> THE EXERCISE:
Quote the data below in full, please, without altering anything.

> INPUT RECORDS:
*****
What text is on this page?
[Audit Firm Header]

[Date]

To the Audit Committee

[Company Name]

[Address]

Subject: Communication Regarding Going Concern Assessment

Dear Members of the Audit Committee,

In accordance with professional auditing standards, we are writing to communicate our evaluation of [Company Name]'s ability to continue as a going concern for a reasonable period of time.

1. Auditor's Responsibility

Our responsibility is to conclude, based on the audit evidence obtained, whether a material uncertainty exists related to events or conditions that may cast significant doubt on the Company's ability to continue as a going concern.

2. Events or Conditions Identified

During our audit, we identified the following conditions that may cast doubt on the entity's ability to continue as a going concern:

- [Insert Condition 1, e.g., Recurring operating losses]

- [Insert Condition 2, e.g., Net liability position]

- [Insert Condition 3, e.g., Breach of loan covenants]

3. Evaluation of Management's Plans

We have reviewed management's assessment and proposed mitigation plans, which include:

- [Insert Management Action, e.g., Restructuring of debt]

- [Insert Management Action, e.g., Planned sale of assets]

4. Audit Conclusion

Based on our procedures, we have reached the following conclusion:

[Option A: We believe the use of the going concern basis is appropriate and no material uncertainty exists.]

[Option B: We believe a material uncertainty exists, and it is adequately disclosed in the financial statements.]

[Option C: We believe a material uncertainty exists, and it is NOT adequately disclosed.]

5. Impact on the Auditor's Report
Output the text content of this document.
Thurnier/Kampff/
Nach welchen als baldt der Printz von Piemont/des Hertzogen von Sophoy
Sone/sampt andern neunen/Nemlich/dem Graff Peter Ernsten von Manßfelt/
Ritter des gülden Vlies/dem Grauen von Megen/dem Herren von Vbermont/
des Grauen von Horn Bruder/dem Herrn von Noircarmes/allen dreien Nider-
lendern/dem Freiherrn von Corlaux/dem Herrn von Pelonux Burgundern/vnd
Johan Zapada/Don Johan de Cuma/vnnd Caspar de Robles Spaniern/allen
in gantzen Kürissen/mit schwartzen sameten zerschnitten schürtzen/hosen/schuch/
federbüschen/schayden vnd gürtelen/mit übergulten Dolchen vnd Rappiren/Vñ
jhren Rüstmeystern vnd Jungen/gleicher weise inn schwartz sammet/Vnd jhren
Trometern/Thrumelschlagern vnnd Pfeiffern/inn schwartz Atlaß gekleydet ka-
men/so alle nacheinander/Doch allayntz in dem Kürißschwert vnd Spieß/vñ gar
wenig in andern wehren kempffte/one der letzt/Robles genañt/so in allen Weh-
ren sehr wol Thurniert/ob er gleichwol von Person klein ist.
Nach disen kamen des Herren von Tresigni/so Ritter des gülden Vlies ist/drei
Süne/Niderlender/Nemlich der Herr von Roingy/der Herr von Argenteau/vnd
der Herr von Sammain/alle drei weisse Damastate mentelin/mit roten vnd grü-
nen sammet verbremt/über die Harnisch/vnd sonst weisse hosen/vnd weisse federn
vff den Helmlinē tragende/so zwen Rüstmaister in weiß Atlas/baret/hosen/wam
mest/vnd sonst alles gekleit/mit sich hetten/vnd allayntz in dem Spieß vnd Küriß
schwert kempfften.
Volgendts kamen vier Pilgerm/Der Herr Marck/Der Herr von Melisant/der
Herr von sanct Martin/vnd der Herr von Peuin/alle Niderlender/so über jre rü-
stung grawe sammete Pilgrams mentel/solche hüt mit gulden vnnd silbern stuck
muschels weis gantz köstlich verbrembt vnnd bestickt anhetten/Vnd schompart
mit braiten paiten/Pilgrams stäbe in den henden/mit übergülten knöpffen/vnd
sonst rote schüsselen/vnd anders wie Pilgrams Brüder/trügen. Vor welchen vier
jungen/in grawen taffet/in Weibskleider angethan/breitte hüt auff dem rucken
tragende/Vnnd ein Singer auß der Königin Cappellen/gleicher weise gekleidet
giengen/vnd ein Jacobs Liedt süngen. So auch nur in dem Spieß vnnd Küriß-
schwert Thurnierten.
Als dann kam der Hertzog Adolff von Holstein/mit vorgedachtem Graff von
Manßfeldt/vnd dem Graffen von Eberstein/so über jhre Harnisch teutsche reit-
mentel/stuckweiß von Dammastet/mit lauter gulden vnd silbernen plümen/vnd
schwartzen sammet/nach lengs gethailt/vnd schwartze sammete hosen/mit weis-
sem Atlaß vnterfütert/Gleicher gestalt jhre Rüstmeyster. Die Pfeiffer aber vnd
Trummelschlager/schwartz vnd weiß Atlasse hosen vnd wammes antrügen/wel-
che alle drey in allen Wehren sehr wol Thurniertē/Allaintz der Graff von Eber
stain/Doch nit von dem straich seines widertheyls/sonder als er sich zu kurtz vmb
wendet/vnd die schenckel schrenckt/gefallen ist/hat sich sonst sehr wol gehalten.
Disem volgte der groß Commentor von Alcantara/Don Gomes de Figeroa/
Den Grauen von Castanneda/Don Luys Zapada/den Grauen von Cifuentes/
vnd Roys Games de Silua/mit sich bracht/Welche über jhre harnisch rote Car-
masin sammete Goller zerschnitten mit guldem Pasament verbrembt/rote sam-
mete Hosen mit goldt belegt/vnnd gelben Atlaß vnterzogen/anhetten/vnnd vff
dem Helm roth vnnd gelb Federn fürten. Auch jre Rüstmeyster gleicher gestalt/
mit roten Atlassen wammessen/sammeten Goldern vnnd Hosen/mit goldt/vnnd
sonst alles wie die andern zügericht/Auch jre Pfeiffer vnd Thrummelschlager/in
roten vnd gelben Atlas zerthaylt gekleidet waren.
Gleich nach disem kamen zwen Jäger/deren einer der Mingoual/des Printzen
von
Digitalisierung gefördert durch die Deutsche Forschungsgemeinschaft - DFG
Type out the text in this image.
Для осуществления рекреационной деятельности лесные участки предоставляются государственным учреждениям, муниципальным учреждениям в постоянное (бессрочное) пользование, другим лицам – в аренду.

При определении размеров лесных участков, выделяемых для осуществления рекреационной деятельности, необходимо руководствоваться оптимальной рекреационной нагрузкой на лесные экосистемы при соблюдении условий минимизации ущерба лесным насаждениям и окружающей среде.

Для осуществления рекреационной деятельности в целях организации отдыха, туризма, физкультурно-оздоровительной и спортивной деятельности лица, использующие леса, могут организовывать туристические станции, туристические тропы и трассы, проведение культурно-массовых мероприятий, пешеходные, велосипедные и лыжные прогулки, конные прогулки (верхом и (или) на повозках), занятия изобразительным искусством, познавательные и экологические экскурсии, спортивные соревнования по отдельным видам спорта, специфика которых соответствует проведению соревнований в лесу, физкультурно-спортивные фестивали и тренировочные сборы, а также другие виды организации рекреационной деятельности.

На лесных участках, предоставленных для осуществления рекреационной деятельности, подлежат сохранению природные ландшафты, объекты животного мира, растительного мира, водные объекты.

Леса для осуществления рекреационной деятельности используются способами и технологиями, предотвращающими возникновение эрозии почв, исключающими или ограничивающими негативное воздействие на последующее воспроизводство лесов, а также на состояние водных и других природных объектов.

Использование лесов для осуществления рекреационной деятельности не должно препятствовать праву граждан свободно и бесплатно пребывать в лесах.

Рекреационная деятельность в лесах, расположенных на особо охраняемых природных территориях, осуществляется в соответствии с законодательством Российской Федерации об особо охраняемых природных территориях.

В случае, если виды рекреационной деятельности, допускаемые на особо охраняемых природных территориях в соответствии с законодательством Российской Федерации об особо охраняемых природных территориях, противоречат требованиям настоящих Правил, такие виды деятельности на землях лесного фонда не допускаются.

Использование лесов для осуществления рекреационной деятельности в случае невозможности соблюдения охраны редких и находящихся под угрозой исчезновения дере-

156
*****
> TASK RESPONSE:
What text is on this page?
[Audit Firm Header]

[Date]

To the Audit Committee

[Company Name]

[Address]

Subject: Communication Regarding Going Concern Assessment

Dear Members of the Audit Committee,

In accordance with professional auditing standards, we are writing to communicate our evaluation of [Company Name]'s ability to continue as a going concern for a reasonable period of time.

1. Auditor's Responsibility

Our responsibility is to conclude, based on the audit evidence obtained, whether a material uncertainty exists related to events or conditions that may cast significant doubt on the Company's ability to continue as a going concern.

2. Events or Conditions Identified

During our audit, we identified the following conditions that may cast doubt on the entity's ability to continue as a going concern:

- [Insert Condition 1, e.g., Recurring operating losses]

- [Insert Condition 2, e.g., Net liability position]

- [Insert Condition 3, e.g., Breach of loan covenants]

3. Evaluation of Management's Plans

We have reviewed management's assessment and proposed mitigation plans, which include:

- [Insert Management Action, e.g., Restructuring of debt]

- [Insert Management Action, e.g., Planned sale of assets]

4. Audit Conclusion

Based on our procedures, we have reached the following conclusion:

[Option A: We believe the use of the going concern basis is appropriate and no material uncertainty exists.]

[Option B: We believe a material uncertainty exists, and it is adequately disclosed in the financial statements.]

[Option C: We believe a material uncertainty exists, and it is NOT adequately disclosed.]

5. Impact on the Auditor's Report
Output the text content of this document.
Thurnier/Kampff/
Nach welchen als baldt der Printz von Piemont/des Hertzogen von Sophoy
Sone/sampt andern neunen/Nemlich/dem Graff Peter Ernsten von Manßfelt/
Ritter des gülden Vlies/dem Grauen von Megen/dem Herren von Vbermont/
des Grauen von Horn Bruder/dem Herrn von Noircarmes/allen dreien Nider-
lendern/dem Freiherrn von Corlaux/dem Herrn von Pelonux Burgundern/vnd
Johan Zapada/Don Johan de Cuma/vnnd Caspar de Robles Spaniern/allen
in gantzen Kürissen/mit schwartzen sameten zerschnitten schürtzen/hosen/schuch/
federbüschen/schayden vnd gürtelen/mit übergulten Dolchen vnd Rappiren/Vñ
jhren Rüstmeystern vnd Jungen/gleicher weise inn schwartz sammet/Vnd jhren
Trometern/Thrumelschlagern vnnd Pfeiffern/inn schwartz Atlaß gekleydet ka-
men/so alle nacheinander/Doch allayntz in dem Kürißschwert vnd Spieß/vñ gar
wenig in andern wehren kempffte/one der letzt/Robles genañt/so in allen Weh-
ren sehr wol Thurniert/ob er gleichwol von Person klein ist.
Nach disen kamen des Herren von Tresigni/so Ritter des gülden Vlies ist/drei
Süne/Niderlender/Nemlich der Herr von Roingy/der Herr von Argenteau/vnd
der Herr von Sammain/alle drei weisse Damastate mentelin/mit roten vnd grü-
nen sammet verbremt/über die Harnisch/vnd sonst weisse hosen/vnd weisse federn
vff den Helmlinē tragende/so zwen Rüstmaister in weiß Atlas/baret/hosen/wam
mest/vnd sonst alles gekleit/mit sich hetten/vnd allayntz in dem Spieß vnd Küriß
schwert kempfften.
Volgendts kamen vier Pilgerm/Der Herr Marck/Der Herr von Melisant/der
Herr von sanct Martin/vnd der Herr von Peuin/alle Niderlender/so über jre rü-
stung grawe sammete Pilgrams mentel/solche hüt mit gulden vnnd silbern stuck
muschels weis gantz köstlich verbrembt vnnd bestickt anhetten/Vnd schompart
mit braiten paiten/Pilgrams stäbe in den henden/mit übergülten knöpffen/vnd
sonst rote schüsselen/vnd anders wie Pilgrams Brüder/trügen. Vor welchen vier
jungen/in grawen taffet/in Weibskleider angethan/breitte hüt auff dem rucken
tragende/Vnnd ein Singer auß der Königin Cappellen/gleicher weise gekleidet
giengen/vnd ein Jacobs Liedt süngen. So auch nur in dem Spieß vnnd Küriß-
schwert Thurnierten.
Als dann kam der Hertzog Adolff von Holstein/mit vorgedachtem Graff von
Manßfeldt/vnd dem Graffen von Eberstein/so über jhre Harnisch teutsche reit-
mentel/stuckweiß von Dammastet/mit lauter gulden vnd silbernen plümen/vnd
schwartzen sammet/nach lengs gethailt/vnd schwartze sammete hosen/mit weis-
sem Atlaß vnterfütert/Gleicher gestalt jhre Rüstmeyster. Die Pfeiffer aber vnd
Trummelschlager/schwartz vnd weiß Atlasse hosen vnd wammes antrügen/wel-
che alle drey in allen Wehren sehr wol Thurniertē/Allaintz der Graff von Eber
stain/Doch nit von dem straich seines widertheyls/sonder als er sich zu kurtz vmb
wendet/vnd die schenckel schrenckt/gefallen ist/hat sich sonst sehr wol gehalten.
Disem volgte der groß Commentor von Alcantara/Don Gomes de Figeroa/
Den Grauen von Castanneda/Don Luys Zapada/den Grauen von Cifuentes/
vnd Roys Games de Silua/mit sich bracht/Welche über jhre harnisch rote Car-
masin sammete Goller zerschnitten mit guldem Pasament verbrembt/rote sam-
mete Hosen mit goldt belegt/vnnd gelben Atlaß vnterzogen/anhetten/vnnd vff
dem Helm roth vnnd gelb Federn fürten. Auch jre Rüstmeyster gleicher gestalt/
mit roten Atlassen wammessen/sammeten Goldern vnnd Hosen/mit goldt/vnnd
sonst alles wie die andern zügericht/Auch jre Pfeiffer vnd Thrummelschlager/in
roten vnd gelben Atlas zerthaylt gekleidet waren.
Gleich nach disem kamen zwen Jäger/deren einer der Mingoual/des Printzen
von
Digitalisierung gefördert durch die Deutsche Forschungsgemeinschaft - DFG
Type out the text in this image.
Для осуществления рекреационной деятельности лесные участки предоставляются государственным учреждениям, муниципальным учреждениям в постоянное (бессрочное) пользование, другим лицам – в аренду.

При определении размеров лесных участков, выделяемых для осуществления рекреационной деятельности, необходимо руководствоваться оптимальной рекреационной нагрузкой на лесные экосистемы при соблюдении условий минимизации ущерба лесным насаждениям и окружающей среде.

Для осуществления рекреационной деятельности в целях организации отдыха, туризма, физкультурно-оздоровительной и спортивной деятельности лица, использующие леса, могут организовывать туристические станции, туристические тропы и трассы, проведение культурно-массовых мероприятий, пешеходные, велосипедные и лыжные прогулки, конные прогулки (верхом и (или) на повозках), занятия изобразительным искусством, познавательные и экологические экскурсии, спортивные соревнования по отдельным видам спорта, специфика которых соответствует проведению соревнований в лесу, физкультурно-спортивные фестивали и тренировочные сборы, а также другие виды организации рекреационной деятельности.

На лесных участках, предоставленных для осуществления рекреационной деятельности, подлежат сохранению природные ландшафты, объекты животного мира, растительного мира, водные объекты.

Леса для осуществления рекреационной деятельности используются способами и технологиями, предотвращающими возникновение эрозии почв, исключающими или ограничивающими негативное воздействие на последующее воспроизводство лесов, а также на состояние водных и других природных объектов.

Использование лесов для осуществления рекреационной деятельности не должно препятствовать праву граждан свободно и бесплатно пребывать в лесах.

Рекреационная деятельность в лесах, расположенных на особо охраняемых природных территориях, осуществляется в соответствии с законодательством Российской Федерации об особо охраняемых природных территориях.

В случае, если виды рекреационной деятельности, допускаемые на особо охраняемых природных территориях в соответствии с законодательством Российской Федерации об особо охраняемых природных территориях, противоречат требованиям настоящих Правил, такие виды деятельности на землях лесного фонда не допускаются.

Использование лесов для осуществления рекреационной деятельности в случае невозможности соблюдения охраны редких и находящихся под угрозой исчезновения дере-

156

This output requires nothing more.